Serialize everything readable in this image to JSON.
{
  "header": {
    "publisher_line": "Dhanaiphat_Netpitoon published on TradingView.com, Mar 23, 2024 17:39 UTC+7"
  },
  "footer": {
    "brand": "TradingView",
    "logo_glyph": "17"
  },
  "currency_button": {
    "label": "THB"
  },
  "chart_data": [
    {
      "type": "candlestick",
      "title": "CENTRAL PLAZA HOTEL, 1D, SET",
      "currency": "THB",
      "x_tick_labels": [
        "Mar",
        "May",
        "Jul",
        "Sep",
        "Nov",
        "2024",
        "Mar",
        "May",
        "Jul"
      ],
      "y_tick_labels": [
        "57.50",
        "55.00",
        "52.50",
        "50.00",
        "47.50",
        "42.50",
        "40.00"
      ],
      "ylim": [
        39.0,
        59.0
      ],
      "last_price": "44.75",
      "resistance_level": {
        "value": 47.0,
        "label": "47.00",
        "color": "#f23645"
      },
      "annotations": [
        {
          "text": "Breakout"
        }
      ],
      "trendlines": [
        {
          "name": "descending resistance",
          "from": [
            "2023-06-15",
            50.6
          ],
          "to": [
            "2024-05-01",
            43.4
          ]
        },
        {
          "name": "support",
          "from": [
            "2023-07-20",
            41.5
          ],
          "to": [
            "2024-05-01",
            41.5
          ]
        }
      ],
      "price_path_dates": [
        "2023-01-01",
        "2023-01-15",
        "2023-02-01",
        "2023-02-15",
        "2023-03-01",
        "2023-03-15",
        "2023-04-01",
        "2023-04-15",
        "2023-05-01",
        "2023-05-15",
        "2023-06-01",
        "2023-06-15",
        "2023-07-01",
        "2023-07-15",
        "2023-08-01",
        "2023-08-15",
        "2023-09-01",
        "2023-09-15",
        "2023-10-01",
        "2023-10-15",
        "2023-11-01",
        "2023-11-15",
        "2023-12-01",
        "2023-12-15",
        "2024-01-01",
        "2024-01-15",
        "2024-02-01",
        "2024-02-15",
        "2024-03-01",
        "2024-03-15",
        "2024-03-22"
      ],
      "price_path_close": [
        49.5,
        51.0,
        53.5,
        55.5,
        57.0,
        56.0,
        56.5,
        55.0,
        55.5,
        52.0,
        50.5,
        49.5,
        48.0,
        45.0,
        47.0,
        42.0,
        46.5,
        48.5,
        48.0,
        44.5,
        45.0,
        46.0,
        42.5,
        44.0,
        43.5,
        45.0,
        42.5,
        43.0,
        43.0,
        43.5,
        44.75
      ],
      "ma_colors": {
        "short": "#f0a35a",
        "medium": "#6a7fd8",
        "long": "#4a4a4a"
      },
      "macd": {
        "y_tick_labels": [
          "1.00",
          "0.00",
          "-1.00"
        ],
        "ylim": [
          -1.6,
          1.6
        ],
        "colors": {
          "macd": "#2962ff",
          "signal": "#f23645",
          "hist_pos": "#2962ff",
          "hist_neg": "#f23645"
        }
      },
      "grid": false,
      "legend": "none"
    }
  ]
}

...

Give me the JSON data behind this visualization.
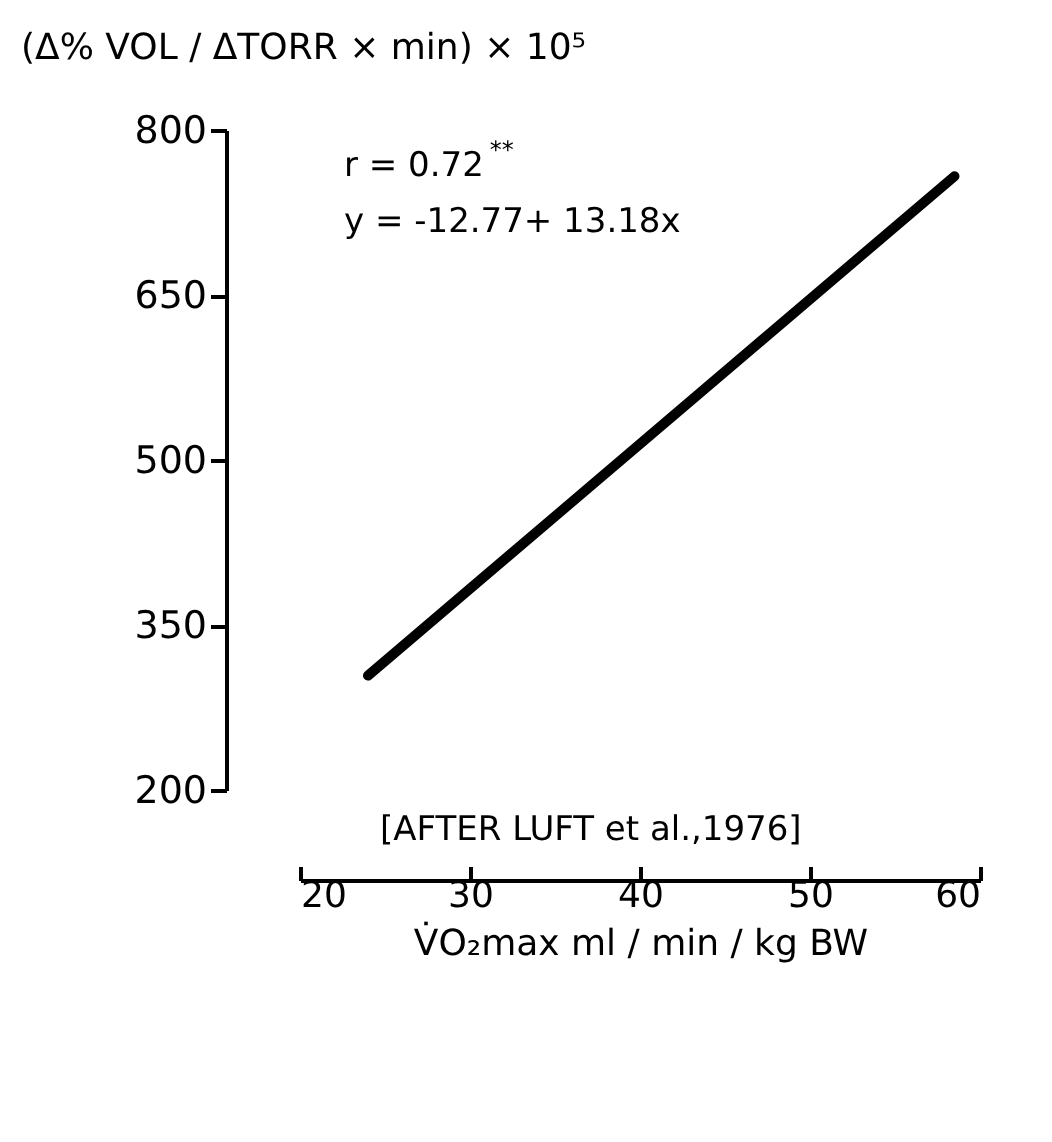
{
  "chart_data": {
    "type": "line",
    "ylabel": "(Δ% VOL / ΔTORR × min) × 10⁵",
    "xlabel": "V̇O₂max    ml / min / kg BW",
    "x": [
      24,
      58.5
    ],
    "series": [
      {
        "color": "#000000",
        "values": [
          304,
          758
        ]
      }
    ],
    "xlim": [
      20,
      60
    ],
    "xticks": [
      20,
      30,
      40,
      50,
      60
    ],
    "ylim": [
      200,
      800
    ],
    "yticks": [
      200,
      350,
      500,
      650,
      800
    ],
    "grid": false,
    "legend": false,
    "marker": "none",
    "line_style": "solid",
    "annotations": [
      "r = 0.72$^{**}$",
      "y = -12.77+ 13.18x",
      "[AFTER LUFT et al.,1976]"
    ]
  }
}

__AIM__. Find every line above that contains the word "this", and return each one.

__RESPONSE TO THE EXERCISE__.
Serialize everything readable in this image to JSON.
Give me the JSON data behind this visualization.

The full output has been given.